WHAT IS EXPECTED
Without the images, print all the entries below exactly as given.

Dataset entries:
- - -

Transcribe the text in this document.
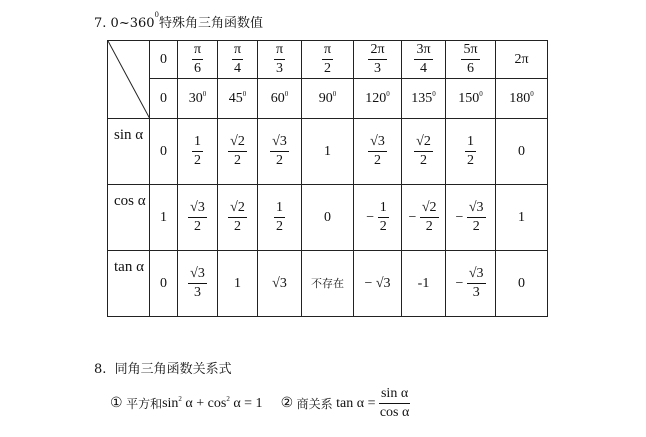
7. $0\sim 360^0$特殊角三角函数值
	0	$\frac{\pi}{6}$	$\frac{\pi}{4}$	$\frac{\pi}{3}$	$\frac{\pi}{2}$	$\frac{2\pi}{3}$	$\frac{3\pi}{4}$	$\frac{5\pi}{6}$	2π
	0	$30^0$	$45^0$	$60^0$	$90^0$	$120^0$	$135^0$	$150^0$	$180^0$
sin α	0	$\frac{1}{2}$	$\frac{√2}{2}$	$\frac{√3}{2}$	1	$\frac{√3}{2}$	$\frac{√2}{2}$	$\frac{1}{2}$	0
cos α	1	$\frac{√3}{2}$	$\frac{√2}{2}$	$\frac{1}{2}$	0	− $\frac{1}{2}$	− $\frac{√2}{2}$	− $\frac{√3}{2}$	1
tan α	0	$\frac{√3}{3}$	1	√3	不存在	− √3	-1	− $\frac{√3}{3}$	0
8. 同角三角函数关系式
①
平方和 $\sin^2 \alpha + \cos^2 \alpha = 1$ ②
商关系
tan α =
$\frac{\text{sin α}}{\text{cos α}}$
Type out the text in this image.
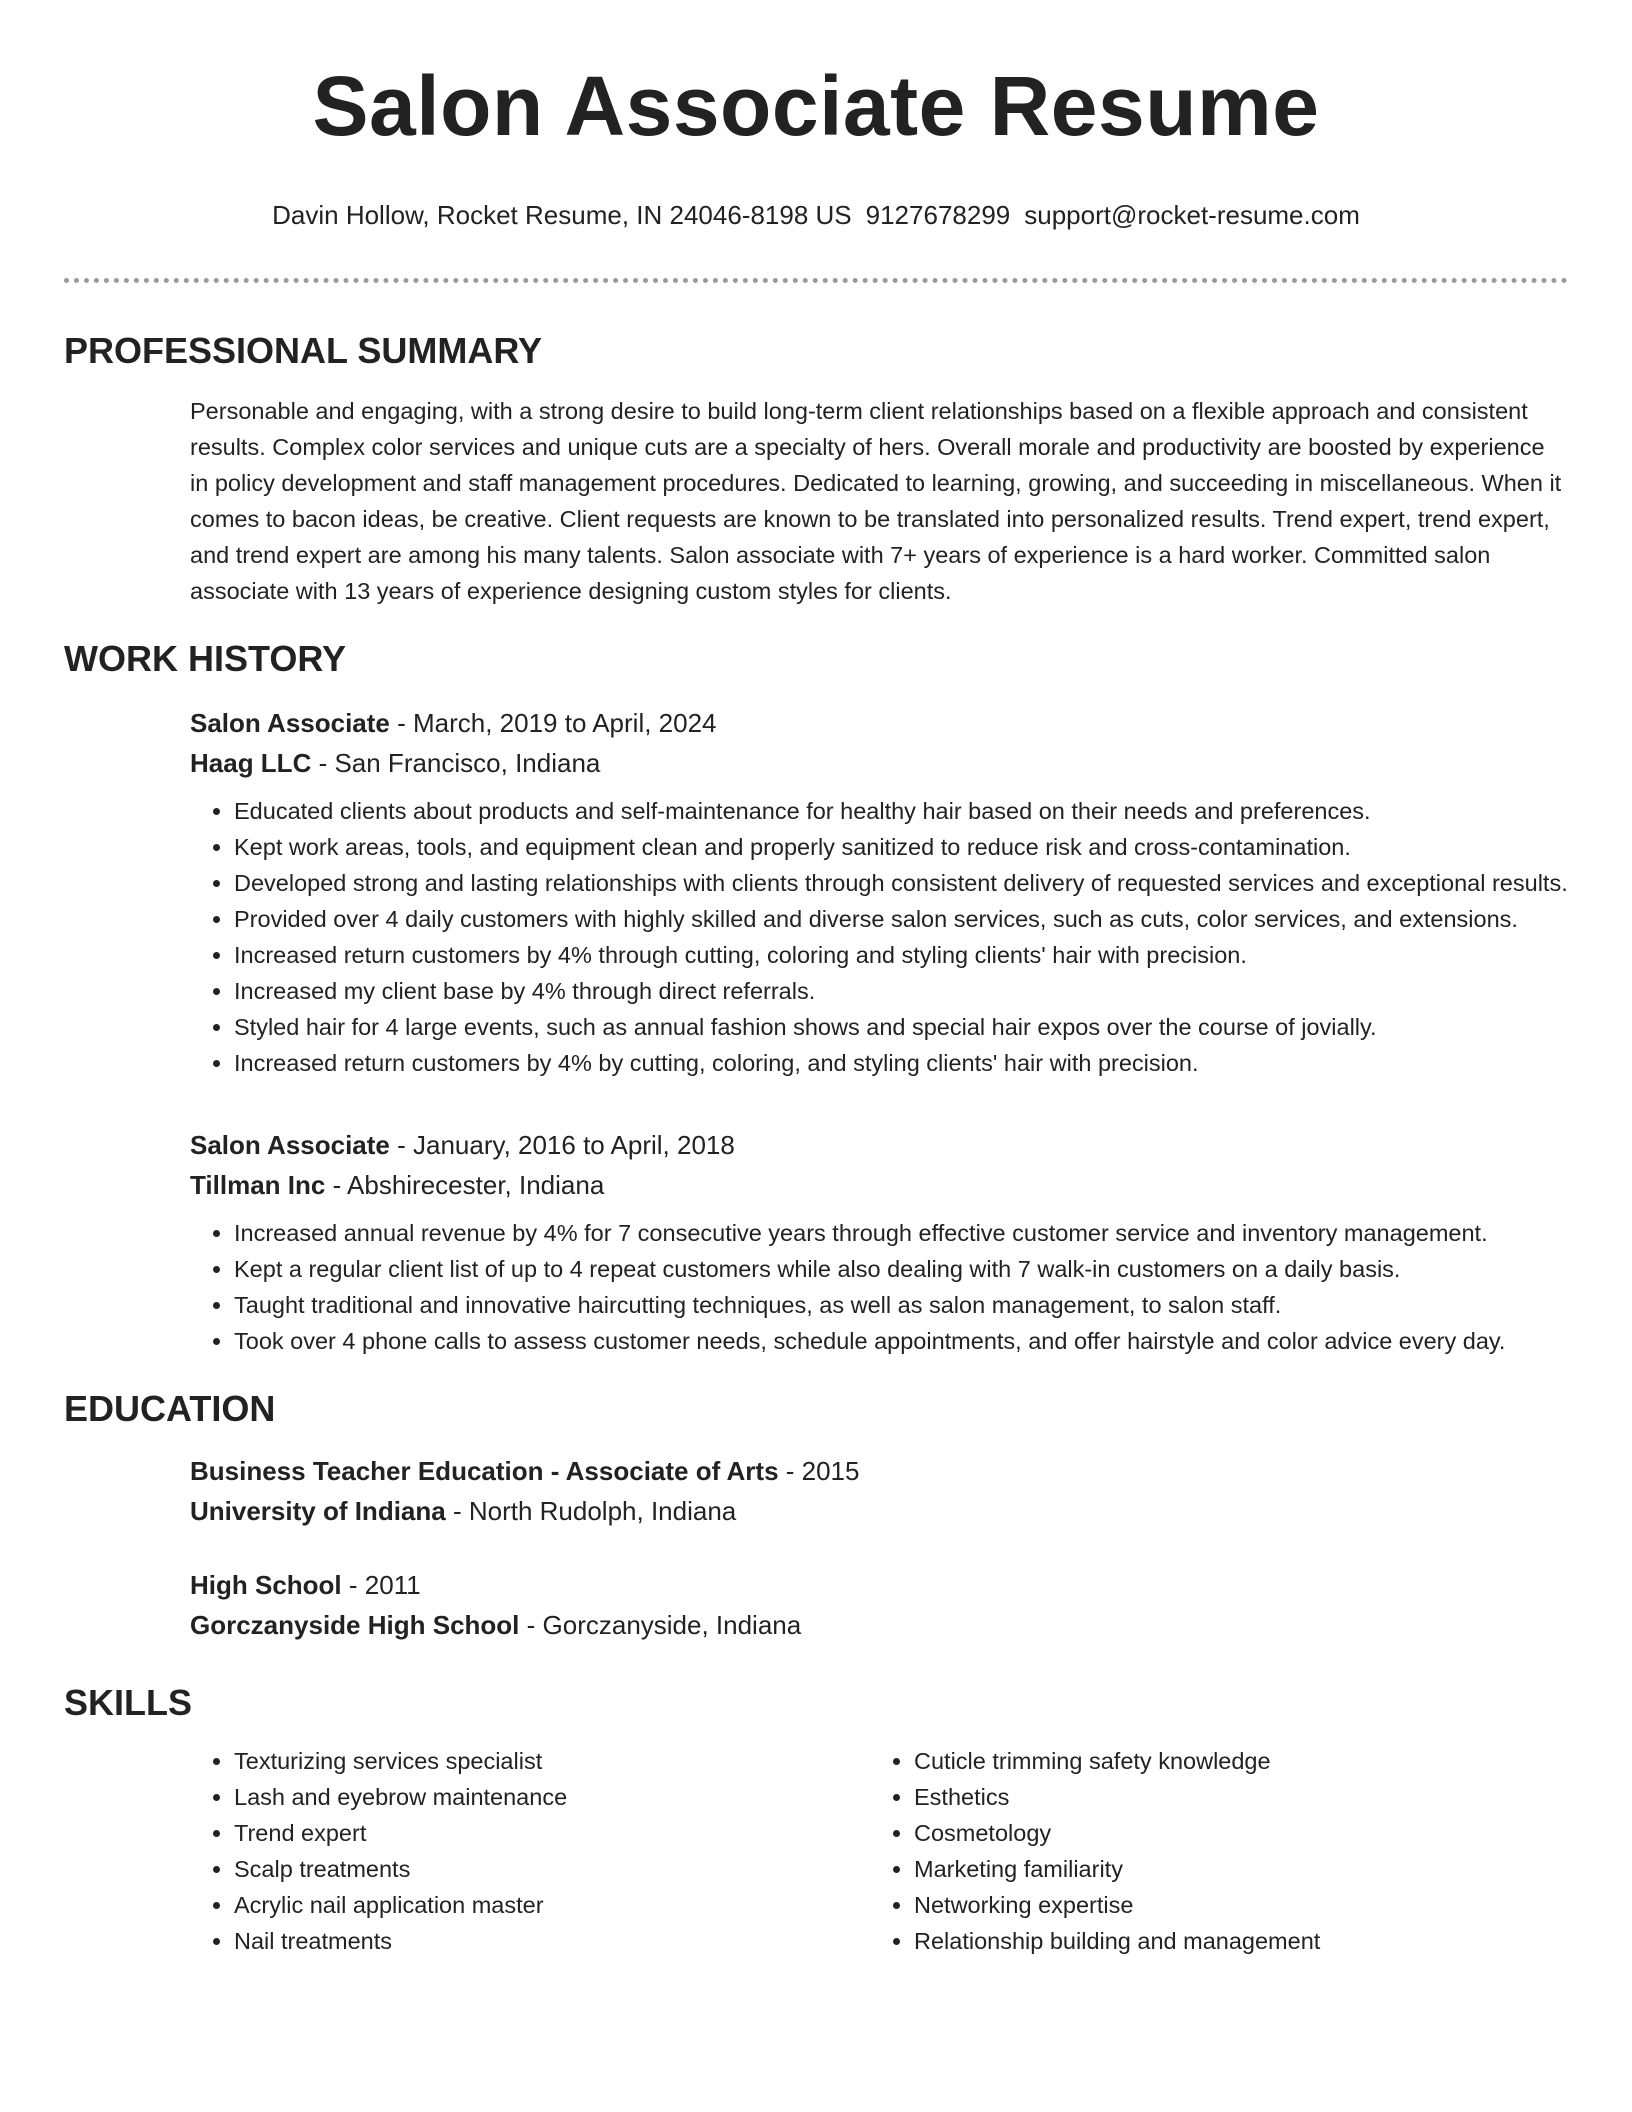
Salon Associate Resume
Davin Hollow, Rocket Resume, IN 24046-8198 US 9127678299 support@rocket-resume.com
PROFESSIONAL SUMMARY

Personable and engaging, with a strong desire to build long-term client relationships based on a flexible approach and consistent results. Complex color services and unique cuts are a specialty of hers. Overall morale and productivity are boosted by experience in policy development and staff management procedures. Dedicated to learning, growing, and succeeding in miscellaneous. When it comes to bacon ideas, be creative. Client requests are known to be translated into personalized results. Trend expert, trend expert, and trend expert are among his many talents. Salon associate with 7+ years of experience is a hard worker. Committed salon associate with 13 years of experience designing custom styles for clients.

WORK HISTORY
Salon Associate - March, 2019 to April, 2024
Haag LLC - San Francisco, Indiana
• Educated clients about products and self-maintenance for healthy hair based on their needs and preferences.
• Kept work areas, tools, and equipment clean and properly sanitized to reduce risk and cross-contamination.
• Developed strong and lasting relationships with clients through consistent delivery of requested services and exceptional results.
• Provided over 4 daily customers with highly skilled and diverse salon services, such as cuts, color services, and extensions.
• Increased return customers by 4% through cutting, coloring and styling clients' hair with precision.
• Increased my client base by 4% through direct referrals.
• Styled hair for 4 large events, such as annual fashion shows and special hair expos over the course of jovially.
• Increased return customers by 4% by cutting, coloring, and styling clients' hair with precision.
Salon Associate - January, 2016 to April, 2018
Tillman Inc - Abshirecester, Indiana
• Increased annual revenue by 4% for 7 consecutive years through effective customer service and inventory management.
• Kept a regular client list of up to 4 repeat customers while also dealing with 7 walk-in customers on a daily basis.
• Taught traditional and innovative haircutting techniques, as well as salon management, to salon staff.
• Took over 4 phone calls to assess customer needs, schedule appointments, and offer hairstyle and color advice every day.
EDUCATION
Business Teacher Education - Associate of Arts - 2015
University of Indiana - North Rudolph, Indiana
High School - 2011
Gorczanyside High School - Gorczanyside, Indiana
SKILLS
• Texturizing services specialist
• Lash and eyebrow maintenance
• Trend expert
• Scalp treatments
• Acrylic nail application master
• Nail treatments
• Cuticle trimming safety knowledge
• Esthetics
• Cosmetology
• Marketing familiarity
• Networking expertise
• Relationship building and management
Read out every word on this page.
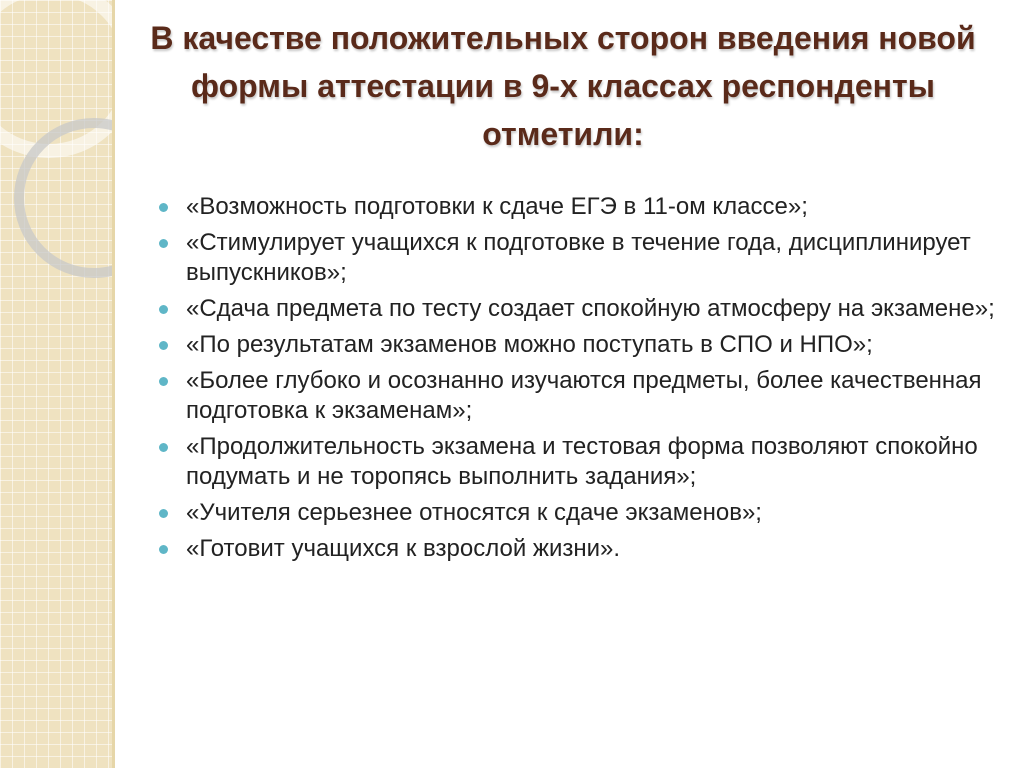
В качестве положительных сторон введения новой формы аттестации в 9-х классах респонденты отметили:
«Возможность подготовки к сдаче ЕГЭ в 11-ом классе»;
«Стимулирует учащихся к подготовке в течение года, дисциплинирует выпускников»;
«Сдача предмета по тесту создает спокойную атмосферу на экзамене»;
«По результатам экзаменов можно поступать в СПО и НПО»;
«Более глубоко и осознанно изучаются предметы, более качественная подготовка к экзаменам»;
«Продолжительность экзамена и тестовая форма позволяют спокойно подумать и не торопясь выполнить задания»;
«Учителя серьезнее относятся к сдаче экзаменов»;
«Готовит учащихся к взрослой жизни».
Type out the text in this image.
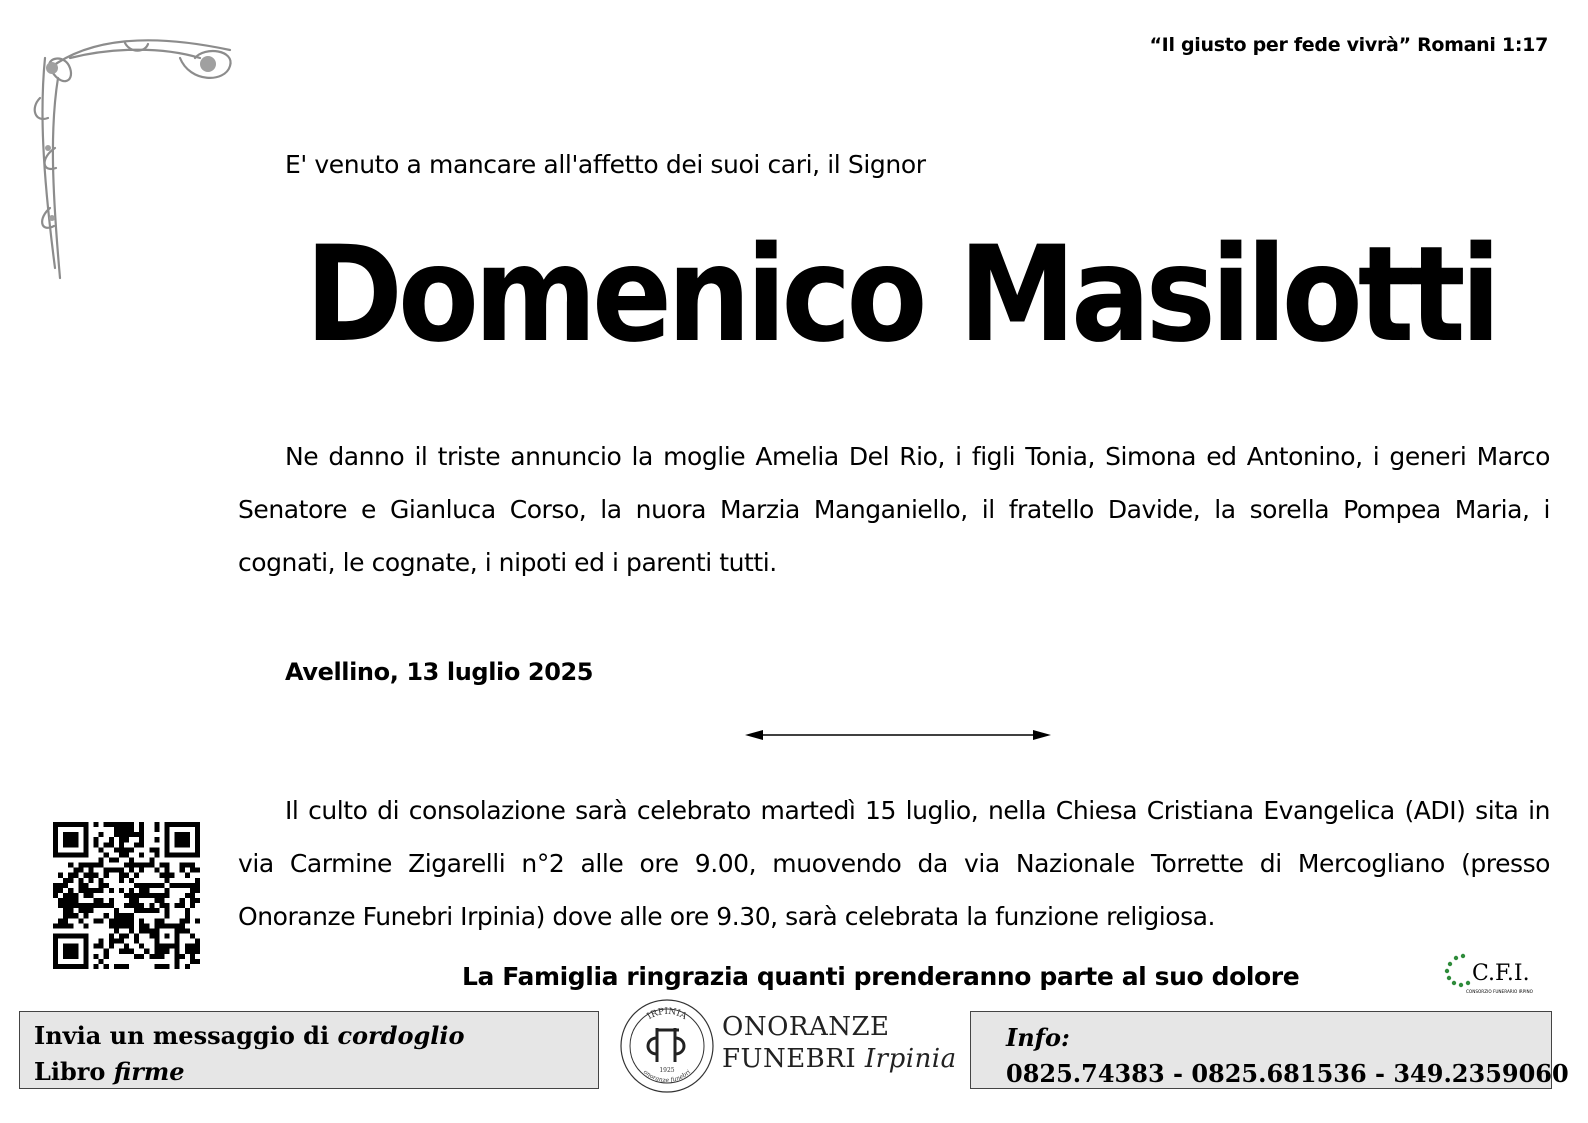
“Il giusto per fede vivrà” Romani 1:17
E' venuto a mancare all'affetto dei suoi cari, il Signor
Domenico Masilotti
Ne danno il triste annuncio la moglie Amelia Del Rio, i figli Tonia, Simona ed Antonino, i generi Marco Senatore e Gianluca Corso, la nuora Marzia Manganiello, il fratello Davide, la sorella Pompea Maria, i cognati, le cognate, i nipoti ed i parenti tutti.
Avellino, 13 luglio 2025
Il culto di consolazione sarà celebrato martedì 15 luglio, nella Chiesa Cristiana Evangelica (ADI) sita in via Carmine Zigarelli n°2 alle ore 9.00, muovendo da via Nazionale Torrette di Mercogliano (presso Onoranze Funebri Irpinia) dove alle ore 9.30, sarà celebrata la funzione religiosa.
La Famiglia ringrazia quanti prenderanno parte al suo dolore	C.F.I.
CONSORZIO FUNERARIO IRPINO
Invia un messaggio di cordoglio
Libro firme
IRPINIA
onoranze funebri
1925
ONORANZE
FUNEBRI Irpinia
Info:
0825.74383 - 0825.681536 - 349.2359060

- - -

THE OUTPUT
Transcribe the text in this document.
7. $0\sim 360^0$特殊角三角函数值
	0	$\frac{\pi}{6}$	$\frac{\pi}{4}$	$\frac{\pi}{3}$	$\frac{\pi}{2}$	$\frac{2\pi}{3}$	$\frac{3\pi}{4}$	$\frac{5\pi}{6}$	2π
	0	$30^0$	$45^0$	$60^0$	$90^0$	$120^0$	$135^0$	$150^0$	$180^0$
sin α	0	$\frac{1}{2}$	$\frac{√2}{2}$	$\frac{√3}{2}$	1	$\frac{√3}{2}$	$\frac{√2}{2}$	$\frac{1}{2}$	0
cos α	1	$\frac{√3}{2}$	$\frac{√2}{2}$	$\frac{1}{2}$	0	− $\frac{1}{2}$	− $\frac{√2}{2}$	− $\frac{√3}{2}$	1
tan α	0	$\frac{√3}{3}$	1	√3	不存在	− √3	-1	− $\frac{√3}{3}$	0
8. 同角三角函数关系式
①
平方和 $\sin^2 \alpha + \cos^2 \alpha = 1$ ②
商关系
tan α =
$\frac{\text{sin α}}{\text{cos α}}$
Type out the text in this image.
Salon Associate Resume
Davin Hollow, Rocket Resume, IN 24046-8198 US 9127678299 support@rocket-resume.com
PROFESSIONAL SUMMARY

Personable and engaging, with a strong desire to build long-term client relationships based on a flexible approach and consistent results. Complex color services and unique cuts are a specialty of hers. Overall morale and productivity are boosted by experience in policy development and staff management procedures. Dedicated to learning, growing, and succeeding in miscellaneous. When it comes to bacon ideas, be creative. Client requests are known to be translated into personalized results. Trend expert, trend expert, and trend expert are among his many talents. Salon associate with 7+ years of experience is a hard worker. Committed salon associate with 13 years of experience designing custom styles for clients.

WORK HISTORY
Salon Associate - March, 2019 to April, 2024
Haag LLC - San Francisco, Indiana
• Educated clients about products and self-maintenance for healthy hair based on their needs and preferences.
• Kept work areas, tools, and equipment clean and properly sanitized to reduce risk and cross-contamination.
• Developed strong and lasting relationships with clients through consistent delivery of requested services and exceptional results.
• Provided over 4 daily customers with highly skilled and diverse salon services, such as cuts, color services, and extensions.
• Increased return customers by 4% through cutting, coloring and styling clients' hair with precision.
• Increased my client base by 4% through direct referrals.
• Styled hair for 4 large events, such as annual fashion shows and special hair expos over the course of jovially.
• Increased return customers by 4% by cutting, coloring, and styling clients' hair with precision.
Salon Associate - January, 2016 to April, 2018
Tillman Inc - Abshirecester, Indiana
• Increased annual revenue by 4% for 7 consecutive years through effective customer service and inventory management.
• Kept a regular client list of up to 4 repeat customers while also dealing with 7 walk-in customers on a daily basis.
• Taught traditional and innovative haircutting techniques, as well as salon management, to salon staff.
• Took over 4 phone calls to assess customer needs, schedule appointments, and offer hairstyle and color advice every day.
EDUCATION
Business Teacher Education - Associate of Arts - 2015
University of Indiana - North Rudolph, Indiana
High School - 2011
Gorczanyside High School - Gorczanyside, Indiana
SKILLS
• Texturizing services specialist
• Lash and eyebrow maintenance
• Trend expert
• Scalp treatments
• Acrylic nail application master
• Nail treatments
• Cuticle trimming safety knowledge
• Esthetics
• Cosmetology
• Marketing familiarity
• Networking expertise
• Relationship building and management
Read out every word on this page.
В качестве положительных сторон введения новой формы аттестации в 9-х классах респонденты отметили:
«Возможность подготовки к сдаче ЕГЭ в 11-ом классе»;
«Стимулирует учащихся к подготовке в течение года, дисциплинирует выпускников»;
«Сдача предмета по тесту создает спокойную атмосферу на экзамене»;
«По результатам экзаменов можно поступать в СПО и НПО»;
«Более глубоко и осознанно изучаются предметы, более качественная подготовка к экзаменам»;
«Продолжительность экзамена и тестовая форма позволяют спокойно подумать и не торопясь выполнить задания»;
«Учителя серьезнее относятся к сдаче экзаменов»;
«Готовит учащихся к взрослой жизни».
Type out the text in this image.
“Il giusto per fede vivrà” Romani 1:17
E' venuto a mancare all'affetto dei suoi cari, il Signor
Domenico Masilotti
Ne danno il triste annuncio la moglie Amelia Del Rio, i figli Tonia, Simona ed Antonino, i generi Marco Senatore e Gianluca Corso, la nuora Marzia Manganiello, il fratello Davide, la sorella Pompea Maria, i cognati, le cognate, i nipoti ed i parenti tutti.
Avellino, 13 luglio 2025
Il culto di consolazione sarà celebrato martedì 15 luglio, nella Chiesa Cristiana Evangelica (ADI) sita in via Carmine Zigarelli n°2 alle ore 9.00, muovendo da via Nazionale Torrette di Mercogliano (presso Onoranze Funebri Irpinia) dove alle ore 9.30, sarà celebrata la funzione religiosa.
La Famiglia ringrazia quanti prenderanno parte al suo dolore	C.F.I.
CONSORZIO FUNERARIO IRPINO
Invia un messaggio di cordoglio
Libro firme
IRPINIA
onoranze funebri
1925
ONORANZE
FUNEBRI Irpinia
Info:
0825.74383 - 0825.681536 - 349.2359060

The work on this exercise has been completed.